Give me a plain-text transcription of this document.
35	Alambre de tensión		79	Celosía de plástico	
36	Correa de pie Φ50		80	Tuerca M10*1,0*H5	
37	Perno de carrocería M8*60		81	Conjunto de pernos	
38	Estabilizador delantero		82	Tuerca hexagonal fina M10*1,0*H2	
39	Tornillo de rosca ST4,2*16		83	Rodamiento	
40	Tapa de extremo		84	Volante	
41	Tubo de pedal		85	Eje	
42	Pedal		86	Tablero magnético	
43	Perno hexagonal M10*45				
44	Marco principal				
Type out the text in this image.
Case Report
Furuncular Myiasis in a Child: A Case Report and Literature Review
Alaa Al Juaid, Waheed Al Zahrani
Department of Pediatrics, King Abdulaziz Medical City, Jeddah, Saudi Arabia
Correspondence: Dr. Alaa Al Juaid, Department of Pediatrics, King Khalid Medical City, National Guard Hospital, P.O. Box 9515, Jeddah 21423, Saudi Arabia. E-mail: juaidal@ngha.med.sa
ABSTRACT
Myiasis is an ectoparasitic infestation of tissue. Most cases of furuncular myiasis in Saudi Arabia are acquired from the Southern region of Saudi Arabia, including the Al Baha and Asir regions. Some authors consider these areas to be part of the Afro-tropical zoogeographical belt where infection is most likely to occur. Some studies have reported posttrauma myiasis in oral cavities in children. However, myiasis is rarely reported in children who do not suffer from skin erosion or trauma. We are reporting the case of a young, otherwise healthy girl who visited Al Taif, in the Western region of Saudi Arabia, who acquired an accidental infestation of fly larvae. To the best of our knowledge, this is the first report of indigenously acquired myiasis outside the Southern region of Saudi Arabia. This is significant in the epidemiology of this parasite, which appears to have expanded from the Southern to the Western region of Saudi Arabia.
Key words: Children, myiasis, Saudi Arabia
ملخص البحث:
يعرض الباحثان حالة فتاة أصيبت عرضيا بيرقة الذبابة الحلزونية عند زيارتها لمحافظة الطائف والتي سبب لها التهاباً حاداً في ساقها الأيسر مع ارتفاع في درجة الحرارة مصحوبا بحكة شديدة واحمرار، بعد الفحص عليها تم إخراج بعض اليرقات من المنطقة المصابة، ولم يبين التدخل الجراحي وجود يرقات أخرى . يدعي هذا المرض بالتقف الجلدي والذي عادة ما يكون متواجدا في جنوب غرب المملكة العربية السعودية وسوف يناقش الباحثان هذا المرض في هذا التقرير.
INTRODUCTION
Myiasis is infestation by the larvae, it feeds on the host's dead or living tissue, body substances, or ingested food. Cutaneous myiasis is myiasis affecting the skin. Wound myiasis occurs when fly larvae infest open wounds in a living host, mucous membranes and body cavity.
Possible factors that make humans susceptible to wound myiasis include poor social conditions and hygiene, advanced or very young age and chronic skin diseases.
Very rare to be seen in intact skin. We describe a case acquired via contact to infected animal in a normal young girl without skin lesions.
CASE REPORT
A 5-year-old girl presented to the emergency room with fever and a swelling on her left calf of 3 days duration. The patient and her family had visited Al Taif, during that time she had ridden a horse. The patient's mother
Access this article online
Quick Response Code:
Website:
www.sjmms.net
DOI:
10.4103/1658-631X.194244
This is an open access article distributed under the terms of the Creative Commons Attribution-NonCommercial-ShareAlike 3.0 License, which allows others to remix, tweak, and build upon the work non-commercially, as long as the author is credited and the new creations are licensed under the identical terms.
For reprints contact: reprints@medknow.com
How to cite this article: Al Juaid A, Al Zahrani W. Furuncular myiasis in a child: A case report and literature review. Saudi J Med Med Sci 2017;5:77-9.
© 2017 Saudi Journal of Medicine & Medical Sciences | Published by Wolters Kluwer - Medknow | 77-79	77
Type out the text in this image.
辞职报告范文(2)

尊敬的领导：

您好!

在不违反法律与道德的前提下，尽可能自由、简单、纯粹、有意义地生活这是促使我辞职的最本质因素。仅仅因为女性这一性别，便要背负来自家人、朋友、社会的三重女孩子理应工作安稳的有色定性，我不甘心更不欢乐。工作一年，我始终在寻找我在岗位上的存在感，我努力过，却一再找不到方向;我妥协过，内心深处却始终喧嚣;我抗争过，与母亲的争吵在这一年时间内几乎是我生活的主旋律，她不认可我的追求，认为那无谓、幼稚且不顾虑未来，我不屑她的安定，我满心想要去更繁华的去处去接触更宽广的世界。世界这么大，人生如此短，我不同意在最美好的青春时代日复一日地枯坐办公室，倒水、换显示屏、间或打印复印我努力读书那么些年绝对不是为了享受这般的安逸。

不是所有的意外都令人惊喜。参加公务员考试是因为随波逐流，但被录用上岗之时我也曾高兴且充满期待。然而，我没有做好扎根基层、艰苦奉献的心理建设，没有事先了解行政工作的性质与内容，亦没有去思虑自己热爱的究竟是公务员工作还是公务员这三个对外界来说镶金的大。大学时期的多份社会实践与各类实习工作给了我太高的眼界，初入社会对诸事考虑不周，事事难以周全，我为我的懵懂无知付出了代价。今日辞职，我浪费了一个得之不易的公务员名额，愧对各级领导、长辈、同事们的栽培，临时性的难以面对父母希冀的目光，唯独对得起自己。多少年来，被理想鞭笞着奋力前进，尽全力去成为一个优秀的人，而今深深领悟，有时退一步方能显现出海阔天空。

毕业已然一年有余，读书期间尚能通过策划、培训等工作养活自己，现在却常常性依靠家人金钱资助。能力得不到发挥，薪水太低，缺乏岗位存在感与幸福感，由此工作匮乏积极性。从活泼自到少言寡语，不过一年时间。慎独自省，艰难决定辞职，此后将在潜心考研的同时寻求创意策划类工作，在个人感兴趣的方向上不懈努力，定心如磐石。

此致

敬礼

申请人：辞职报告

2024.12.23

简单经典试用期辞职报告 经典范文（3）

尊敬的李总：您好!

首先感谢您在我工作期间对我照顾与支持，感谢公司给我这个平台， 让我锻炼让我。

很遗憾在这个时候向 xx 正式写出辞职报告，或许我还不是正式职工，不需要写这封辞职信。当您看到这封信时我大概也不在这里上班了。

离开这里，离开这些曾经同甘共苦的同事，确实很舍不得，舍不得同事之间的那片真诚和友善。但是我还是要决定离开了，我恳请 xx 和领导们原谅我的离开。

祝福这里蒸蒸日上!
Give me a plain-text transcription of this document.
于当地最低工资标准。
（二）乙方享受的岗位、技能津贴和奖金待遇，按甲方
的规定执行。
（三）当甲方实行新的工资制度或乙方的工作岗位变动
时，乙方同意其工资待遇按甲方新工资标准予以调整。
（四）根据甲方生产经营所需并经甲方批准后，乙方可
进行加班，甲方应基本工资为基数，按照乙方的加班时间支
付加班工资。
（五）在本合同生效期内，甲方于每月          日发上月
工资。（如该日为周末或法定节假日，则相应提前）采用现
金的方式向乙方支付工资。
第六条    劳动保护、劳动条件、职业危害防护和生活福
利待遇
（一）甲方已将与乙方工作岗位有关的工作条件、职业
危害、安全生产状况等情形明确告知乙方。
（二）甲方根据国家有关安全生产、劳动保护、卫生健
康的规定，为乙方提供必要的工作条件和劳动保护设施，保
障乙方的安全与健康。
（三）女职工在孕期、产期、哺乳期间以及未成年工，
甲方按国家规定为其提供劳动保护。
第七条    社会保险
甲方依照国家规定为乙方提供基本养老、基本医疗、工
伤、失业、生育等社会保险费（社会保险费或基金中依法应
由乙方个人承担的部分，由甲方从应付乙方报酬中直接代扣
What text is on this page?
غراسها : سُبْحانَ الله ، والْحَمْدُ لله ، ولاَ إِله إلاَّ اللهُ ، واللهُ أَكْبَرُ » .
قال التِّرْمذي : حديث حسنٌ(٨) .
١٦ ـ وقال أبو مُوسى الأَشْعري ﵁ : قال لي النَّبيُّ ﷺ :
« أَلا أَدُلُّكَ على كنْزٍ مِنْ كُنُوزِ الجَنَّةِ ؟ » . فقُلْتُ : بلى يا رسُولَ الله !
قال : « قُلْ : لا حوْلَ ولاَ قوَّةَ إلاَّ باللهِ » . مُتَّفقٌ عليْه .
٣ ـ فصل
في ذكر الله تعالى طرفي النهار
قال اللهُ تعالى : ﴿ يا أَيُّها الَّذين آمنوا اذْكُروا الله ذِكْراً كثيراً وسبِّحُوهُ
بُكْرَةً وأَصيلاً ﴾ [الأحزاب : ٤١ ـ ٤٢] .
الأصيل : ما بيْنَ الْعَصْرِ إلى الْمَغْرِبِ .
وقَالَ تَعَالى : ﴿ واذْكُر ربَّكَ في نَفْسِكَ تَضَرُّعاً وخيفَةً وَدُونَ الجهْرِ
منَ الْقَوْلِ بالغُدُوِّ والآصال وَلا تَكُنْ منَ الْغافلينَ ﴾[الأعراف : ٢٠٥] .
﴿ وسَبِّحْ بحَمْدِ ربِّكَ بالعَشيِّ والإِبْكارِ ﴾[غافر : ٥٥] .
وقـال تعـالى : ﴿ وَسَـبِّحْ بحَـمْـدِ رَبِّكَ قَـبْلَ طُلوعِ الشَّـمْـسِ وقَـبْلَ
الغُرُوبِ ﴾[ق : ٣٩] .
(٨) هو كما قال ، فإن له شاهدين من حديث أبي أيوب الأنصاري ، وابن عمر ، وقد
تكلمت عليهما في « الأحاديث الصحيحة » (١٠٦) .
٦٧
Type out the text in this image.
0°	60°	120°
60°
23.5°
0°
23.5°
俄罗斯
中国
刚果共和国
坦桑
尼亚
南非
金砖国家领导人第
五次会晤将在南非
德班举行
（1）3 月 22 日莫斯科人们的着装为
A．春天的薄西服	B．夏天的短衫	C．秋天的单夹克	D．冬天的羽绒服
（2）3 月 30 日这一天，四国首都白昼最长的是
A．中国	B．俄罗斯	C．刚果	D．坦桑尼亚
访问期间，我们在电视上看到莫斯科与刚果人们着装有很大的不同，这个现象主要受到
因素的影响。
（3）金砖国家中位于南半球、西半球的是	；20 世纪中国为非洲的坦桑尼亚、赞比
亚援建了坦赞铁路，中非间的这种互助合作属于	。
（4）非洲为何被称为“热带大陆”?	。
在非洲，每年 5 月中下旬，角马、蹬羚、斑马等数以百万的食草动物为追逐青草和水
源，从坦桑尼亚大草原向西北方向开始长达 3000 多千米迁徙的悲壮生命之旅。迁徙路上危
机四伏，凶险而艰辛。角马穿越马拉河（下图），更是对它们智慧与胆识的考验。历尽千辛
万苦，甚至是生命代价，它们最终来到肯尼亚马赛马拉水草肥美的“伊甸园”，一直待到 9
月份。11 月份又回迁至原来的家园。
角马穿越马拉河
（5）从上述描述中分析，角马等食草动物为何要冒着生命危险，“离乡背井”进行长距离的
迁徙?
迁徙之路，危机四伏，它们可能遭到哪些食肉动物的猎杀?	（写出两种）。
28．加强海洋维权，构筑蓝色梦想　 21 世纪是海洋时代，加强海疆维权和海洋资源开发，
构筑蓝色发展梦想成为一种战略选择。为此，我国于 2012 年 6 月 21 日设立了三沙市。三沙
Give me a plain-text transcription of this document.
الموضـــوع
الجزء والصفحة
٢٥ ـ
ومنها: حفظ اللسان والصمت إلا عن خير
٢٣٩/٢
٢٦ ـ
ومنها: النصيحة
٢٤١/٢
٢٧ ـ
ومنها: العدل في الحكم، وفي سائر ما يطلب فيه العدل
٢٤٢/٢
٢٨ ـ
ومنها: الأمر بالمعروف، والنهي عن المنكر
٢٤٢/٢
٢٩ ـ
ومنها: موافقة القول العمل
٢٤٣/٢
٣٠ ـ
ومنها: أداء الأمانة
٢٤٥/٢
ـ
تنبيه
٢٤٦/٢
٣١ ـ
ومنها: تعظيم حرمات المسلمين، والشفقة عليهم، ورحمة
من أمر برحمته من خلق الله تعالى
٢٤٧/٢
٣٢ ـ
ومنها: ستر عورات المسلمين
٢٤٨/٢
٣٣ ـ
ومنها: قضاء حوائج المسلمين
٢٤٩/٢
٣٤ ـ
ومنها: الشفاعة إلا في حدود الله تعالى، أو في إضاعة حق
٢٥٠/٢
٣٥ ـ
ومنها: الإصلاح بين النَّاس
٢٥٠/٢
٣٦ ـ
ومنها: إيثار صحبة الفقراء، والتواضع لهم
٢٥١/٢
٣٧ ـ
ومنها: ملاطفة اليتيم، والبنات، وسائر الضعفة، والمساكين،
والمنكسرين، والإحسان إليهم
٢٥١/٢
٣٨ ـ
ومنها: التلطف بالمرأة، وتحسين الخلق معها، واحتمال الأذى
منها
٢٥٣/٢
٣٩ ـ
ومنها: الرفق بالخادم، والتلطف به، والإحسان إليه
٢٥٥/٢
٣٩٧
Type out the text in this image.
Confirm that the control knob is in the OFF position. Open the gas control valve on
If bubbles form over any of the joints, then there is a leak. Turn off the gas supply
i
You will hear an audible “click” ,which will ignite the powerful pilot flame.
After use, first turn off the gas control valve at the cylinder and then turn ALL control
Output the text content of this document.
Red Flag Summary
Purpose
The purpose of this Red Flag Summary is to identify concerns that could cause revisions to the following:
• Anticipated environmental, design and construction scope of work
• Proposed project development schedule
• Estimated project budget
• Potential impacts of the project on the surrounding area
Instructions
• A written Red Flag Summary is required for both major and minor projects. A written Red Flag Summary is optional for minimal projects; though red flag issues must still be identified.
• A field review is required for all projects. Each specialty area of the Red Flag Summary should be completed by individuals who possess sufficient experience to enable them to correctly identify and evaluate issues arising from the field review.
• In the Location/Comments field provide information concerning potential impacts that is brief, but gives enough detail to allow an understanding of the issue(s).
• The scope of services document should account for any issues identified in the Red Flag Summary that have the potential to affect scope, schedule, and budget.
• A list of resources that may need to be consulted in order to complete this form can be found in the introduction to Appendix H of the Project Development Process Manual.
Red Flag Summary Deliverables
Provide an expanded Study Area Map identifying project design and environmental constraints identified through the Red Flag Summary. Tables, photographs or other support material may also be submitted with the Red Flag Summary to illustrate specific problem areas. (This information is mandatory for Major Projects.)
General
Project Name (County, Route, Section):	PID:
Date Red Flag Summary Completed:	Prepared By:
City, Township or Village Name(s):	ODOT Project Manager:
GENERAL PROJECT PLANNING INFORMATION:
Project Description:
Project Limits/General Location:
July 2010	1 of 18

***

== TASK GOAL ==
Gather all lines of the records that include the word "schedule".

== THE REPLY ==
• Proposed project development schedule
• The scope of services document should account for any issues identified in the Red Flag Summary that have the potential to affect scope, schedule, and budget.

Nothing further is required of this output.